Supplied material:
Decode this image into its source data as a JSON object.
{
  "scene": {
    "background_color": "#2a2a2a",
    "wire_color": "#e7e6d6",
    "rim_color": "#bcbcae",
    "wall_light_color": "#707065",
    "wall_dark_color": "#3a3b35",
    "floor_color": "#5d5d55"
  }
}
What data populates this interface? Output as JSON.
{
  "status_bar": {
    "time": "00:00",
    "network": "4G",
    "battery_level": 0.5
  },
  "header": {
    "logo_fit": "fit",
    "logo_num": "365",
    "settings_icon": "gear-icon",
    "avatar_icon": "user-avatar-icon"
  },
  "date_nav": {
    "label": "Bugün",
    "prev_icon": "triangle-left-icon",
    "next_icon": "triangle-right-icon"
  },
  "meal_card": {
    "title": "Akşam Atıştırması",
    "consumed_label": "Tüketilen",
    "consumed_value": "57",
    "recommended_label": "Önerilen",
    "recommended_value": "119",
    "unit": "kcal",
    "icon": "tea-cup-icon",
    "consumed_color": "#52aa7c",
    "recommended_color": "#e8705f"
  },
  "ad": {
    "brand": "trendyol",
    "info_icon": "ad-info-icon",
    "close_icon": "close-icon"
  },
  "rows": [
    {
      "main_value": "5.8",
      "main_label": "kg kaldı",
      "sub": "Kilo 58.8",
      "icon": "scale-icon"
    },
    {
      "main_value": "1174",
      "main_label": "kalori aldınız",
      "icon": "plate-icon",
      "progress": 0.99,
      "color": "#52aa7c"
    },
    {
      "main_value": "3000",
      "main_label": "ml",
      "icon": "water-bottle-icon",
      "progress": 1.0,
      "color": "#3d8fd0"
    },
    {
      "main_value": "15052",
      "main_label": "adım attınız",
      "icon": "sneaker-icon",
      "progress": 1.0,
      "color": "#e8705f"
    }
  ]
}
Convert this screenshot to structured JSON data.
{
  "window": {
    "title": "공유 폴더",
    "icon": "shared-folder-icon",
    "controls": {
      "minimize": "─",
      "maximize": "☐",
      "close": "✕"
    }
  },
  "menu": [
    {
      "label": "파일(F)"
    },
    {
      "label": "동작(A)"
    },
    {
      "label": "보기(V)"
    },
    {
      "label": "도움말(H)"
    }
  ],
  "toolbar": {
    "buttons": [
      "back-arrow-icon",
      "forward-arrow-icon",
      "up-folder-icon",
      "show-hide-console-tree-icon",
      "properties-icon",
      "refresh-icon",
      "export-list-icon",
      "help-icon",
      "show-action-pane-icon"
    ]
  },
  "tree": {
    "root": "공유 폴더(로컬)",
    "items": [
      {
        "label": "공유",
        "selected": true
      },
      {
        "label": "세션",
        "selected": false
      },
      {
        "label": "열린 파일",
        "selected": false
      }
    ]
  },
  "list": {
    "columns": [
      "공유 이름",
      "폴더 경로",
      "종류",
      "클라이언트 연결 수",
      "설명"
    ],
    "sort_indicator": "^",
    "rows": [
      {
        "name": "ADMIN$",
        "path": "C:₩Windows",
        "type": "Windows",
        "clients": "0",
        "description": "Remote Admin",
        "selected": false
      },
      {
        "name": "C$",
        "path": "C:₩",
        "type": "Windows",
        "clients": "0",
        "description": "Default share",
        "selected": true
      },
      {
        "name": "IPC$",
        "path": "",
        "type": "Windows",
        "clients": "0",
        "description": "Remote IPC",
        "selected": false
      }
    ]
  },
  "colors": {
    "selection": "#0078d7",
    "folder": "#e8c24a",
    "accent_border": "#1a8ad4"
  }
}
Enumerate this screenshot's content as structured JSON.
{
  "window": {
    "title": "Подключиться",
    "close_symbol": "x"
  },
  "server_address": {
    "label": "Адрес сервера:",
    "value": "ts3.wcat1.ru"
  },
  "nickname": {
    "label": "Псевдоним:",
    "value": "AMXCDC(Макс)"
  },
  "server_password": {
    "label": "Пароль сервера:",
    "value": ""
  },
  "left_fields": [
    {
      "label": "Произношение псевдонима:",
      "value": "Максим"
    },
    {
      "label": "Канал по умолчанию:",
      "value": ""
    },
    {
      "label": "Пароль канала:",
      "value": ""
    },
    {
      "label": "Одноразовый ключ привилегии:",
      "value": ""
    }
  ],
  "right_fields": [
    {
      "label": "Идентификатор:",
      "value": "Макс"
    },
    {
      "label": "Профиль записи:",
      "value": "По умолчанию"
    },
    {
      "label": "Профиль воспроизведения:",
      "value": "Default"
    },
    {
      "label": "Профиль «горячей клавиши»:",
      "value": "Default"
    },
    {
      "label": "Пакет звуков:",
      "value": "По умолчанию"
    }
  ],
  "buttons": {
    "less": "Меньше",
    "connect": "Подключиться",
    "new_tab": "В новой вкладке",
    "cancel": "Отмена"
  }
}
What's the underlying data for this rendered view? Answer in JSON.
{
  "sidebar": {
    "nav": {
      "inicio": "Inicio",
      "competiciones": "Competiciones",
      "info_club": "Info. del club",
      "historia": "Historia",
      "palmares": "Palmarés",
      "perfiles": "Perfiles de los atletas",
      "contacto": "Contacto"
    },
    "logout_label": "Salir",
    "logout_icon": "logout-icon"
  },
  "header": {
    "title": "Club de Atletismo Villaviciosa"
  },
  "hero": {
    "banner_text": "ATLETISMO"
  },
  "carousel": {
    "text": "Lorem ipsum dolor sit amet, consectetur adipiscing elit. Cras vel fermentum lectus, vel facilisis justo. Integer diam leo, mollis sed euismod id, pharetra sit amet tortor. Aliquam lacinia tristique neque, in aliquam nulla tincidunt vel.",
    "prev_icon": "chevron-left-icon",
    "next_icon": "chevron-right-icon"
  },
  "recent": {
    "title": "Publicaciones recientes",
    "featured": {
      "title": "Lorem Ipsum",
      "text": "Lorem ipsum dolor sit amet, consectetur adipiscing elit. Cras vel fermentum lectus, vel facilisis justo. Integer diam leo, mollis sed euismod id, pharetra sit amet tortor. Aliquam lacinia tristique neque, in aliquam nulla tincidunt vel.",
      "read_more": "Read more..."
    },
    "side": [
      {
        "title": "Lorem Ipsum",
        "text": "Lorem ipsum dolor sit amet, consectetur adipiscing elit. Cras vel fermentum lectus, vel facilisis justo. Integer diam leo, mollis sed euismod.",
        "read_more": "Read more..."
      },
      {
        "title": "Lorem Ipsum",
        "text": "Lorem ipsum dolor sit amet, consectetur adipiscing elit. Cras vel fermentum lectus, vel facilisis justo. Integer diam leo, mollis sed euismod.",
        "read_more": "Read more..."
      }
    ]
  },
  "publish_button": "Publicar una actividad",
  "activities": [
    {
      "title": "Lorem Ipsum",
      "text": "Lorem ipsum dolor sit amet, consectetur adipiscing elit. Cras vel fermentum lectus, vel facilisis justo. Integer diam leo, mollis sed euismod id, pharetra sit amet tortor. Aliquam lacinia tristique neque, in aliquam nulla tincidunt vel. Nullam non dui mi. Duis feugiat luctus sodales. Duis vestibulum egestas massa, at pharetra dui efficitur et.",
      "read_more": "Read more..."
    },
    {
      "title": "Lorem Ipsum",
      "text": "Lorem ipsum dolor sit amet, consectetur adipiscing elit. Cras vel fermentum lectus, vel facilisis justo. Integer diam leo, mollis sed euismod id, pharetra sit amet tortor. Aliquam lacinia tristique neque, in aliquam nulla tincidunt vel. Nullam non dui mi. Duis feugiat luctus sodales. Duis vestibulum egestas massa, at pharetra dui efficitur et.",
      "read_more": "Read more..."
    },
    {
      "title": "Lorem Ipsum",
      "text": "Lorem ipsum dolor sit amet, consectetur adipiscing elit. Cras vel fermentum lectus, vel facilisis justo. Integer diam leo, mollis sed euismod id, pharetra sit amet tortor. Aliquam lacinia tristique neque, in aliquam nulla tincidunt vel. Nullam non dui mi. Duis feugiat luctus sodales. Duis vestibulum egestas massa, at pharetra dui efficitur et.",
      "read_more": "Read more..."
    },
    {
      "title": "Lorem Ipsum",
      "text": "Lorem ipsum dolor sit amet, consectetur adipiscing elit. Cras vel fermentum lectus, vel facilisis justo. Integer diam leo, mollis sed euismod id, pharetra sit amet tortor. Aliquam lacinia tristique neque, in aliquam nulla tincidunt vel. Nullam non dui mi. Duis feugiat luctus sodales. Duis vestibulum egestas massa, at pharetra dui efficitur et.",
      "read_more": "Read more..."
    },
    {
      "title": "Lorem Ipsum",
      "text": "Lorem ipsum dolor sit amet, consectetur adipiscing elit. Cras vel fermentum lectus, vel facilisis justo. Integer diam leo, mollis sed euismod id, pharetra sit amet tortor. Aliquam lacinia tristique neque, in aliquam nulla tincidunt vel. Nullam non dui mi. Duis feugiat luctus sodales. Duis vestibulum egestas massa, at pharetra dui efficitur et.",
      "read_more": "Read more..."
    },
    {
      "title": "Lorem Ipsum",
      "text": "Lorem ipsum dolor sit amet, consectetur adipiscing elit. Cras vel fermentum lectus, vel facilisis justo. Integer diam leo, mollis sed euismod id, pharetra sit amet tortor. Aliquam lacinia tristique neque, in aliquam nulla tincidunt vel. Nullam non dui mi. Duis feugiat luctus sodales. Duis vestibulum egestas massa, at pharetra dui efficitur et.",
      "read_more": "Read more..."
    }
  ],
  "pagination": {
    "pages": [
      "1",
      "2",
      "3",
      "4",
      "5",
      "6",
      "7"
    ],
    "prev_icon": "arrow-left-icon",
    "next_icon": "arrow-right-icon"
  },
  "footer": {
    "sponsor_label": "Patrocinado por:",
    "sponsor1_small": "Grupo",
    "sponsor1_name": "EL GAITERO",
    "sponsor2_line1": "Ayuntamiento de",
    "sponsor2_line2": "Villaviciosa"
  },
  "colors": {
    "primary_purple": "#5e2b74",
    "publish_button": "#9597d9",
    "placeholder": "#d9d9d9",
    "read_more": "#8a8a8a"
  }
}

Task description: Tally the lines of the material above that contain the word "data" and report the total alone.

Right answer: 4